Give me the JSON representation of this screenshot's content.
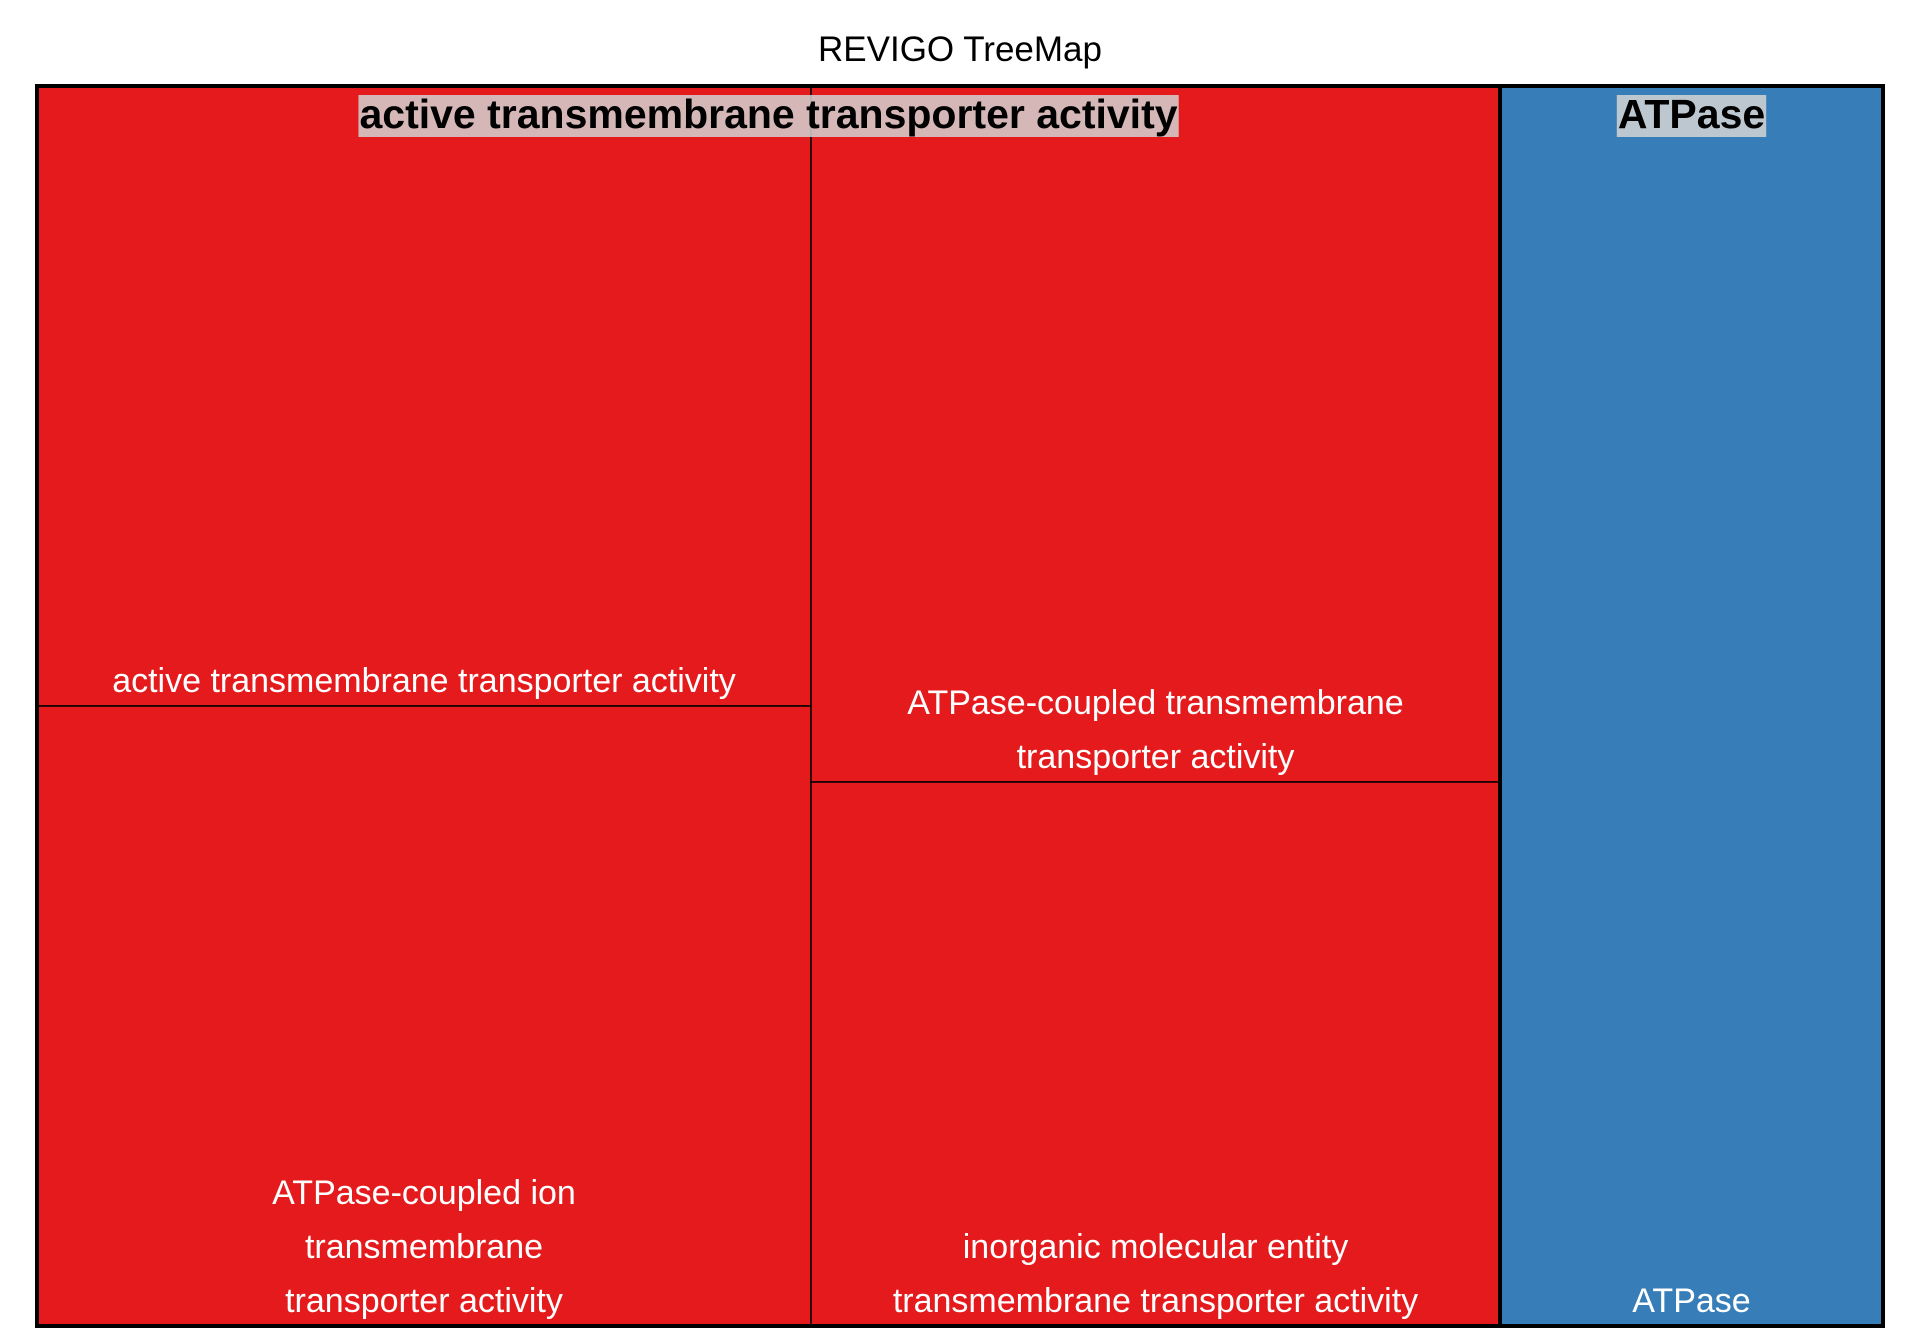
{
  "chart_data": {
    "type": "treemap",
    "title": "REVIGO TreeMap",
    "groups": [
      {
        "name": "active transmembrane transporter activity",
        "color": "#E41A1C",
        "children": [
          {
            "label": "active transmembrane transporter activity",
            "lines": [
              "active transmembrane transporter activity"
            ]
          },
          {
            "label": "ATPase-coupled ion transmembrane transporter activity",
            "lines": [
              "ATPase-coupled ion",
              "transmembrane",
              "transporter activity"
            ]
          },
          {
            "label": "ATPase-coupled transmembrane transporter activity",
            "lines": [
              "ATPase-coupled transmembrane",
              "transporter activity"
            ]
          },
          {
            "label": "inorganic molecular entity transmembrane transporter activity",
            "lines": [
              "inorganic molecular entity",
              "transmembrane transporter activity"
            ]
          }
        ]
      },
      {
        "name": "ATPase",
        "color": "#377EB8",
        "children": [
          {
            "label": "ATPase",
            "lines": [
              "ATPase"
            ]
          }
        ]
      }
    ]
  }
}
☆ ☆ ☆ ☆
_The task_
Please set down each line of the data above exactly as written, without the pictures.

_Task response_
Give me the JSON representation of this screenshot's content.
{
  "chart_data": {
    "type": "treemap",
    "title": "REVIGO TreeMap",
    "groups": [
      {
        "name": "active transmembrane transporter activity",
        "color": "#E41A1C",
        "children": [
          {
            "label": "active transmembrane transporter activity",
            "lines": [
              "active transmembrane transporter activity"
            ]
          },
          {
            "label": "ATPase-coupled ion transmembrane transporter activity",
            "lines": [
              "ATPase-coupled ion",
              "transmembrane",
              "transporter activity"
            ]
          },
          {
            "label": "ATPase-coupled transmembrane transporter activity",
            "lines": [
              "ATPase-coupled transmembrane",
              "transporter activity"
            ]
          },
          {
            "label": "inorganic molecular entity transmembrane transporter activity",
            "lines": [
              "inorganic molecular entity",
              "transmembrane transporter activity"
            ]
          }
        ]
      },
      {
        "name": "ATPase",
        "color": "#377EB8",
        "children": [
          {
            "label": "ATPase",
            "lines": [
              "ATPase"
            ]
          }
        ]
      }
    ]
  }
}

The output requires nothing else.